WHAT NEEDS TO BE DONE = Copy, in full, each line of the material that holds the word "color".

◇ ◇ ◇

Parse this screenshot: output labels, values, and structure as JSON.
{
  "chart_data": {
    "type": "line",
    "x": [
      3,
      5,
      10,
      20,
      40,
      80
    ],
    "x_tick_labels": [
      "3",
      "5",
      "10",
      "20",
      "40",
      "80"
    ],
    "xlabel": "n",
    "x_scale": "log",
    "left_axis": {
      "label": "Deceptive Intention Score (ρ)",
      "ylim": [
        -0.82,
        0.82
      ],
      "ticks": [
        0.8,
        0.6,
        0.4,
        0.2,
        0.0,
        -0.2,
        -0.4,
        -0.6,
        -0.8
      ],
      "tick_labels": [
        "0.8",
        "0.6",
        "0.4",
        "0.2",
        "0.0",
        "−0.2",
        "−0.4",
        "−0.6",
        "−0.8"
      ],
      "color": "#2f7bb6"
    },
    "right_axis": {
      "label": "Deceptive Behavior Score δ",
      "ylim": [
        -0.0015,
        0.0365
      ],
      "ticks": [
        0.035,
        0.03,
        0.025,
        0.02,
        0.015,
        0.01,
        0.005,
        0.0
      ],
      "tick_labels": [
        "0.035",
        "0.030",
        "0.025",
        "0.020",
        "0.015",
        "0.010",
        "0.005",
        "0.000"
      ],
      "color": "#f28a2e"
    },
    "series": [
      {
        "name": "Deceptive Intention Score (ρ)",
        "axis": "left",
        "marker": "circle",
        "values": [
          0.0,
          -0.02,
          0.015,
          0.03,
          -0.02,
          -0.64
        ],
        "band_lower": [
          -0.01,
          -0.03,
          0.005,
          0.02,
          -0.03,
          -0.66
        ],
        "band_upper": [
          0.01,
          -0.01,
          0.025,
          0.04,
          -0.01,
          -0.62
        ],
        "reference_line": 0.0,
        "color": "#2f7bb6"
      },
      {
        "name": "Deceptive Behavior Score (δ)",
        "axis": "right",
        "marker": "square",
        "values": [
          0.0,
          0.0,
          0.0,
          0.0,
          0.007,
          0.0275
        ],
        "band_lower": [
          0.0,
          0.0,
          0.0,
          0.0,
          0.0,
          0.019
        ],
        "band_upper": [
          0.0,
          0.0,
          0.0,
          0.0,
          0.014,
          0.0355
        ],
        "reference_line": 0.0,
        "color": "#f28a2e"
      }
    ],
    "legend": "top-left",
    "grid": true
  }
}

◇ ◇ ◇

THE REPLY =
      "color": "#2f7bb6"
      "color": "#f28a2e"
        "color": "#2f7bb6"
        "color": "#f28a2e"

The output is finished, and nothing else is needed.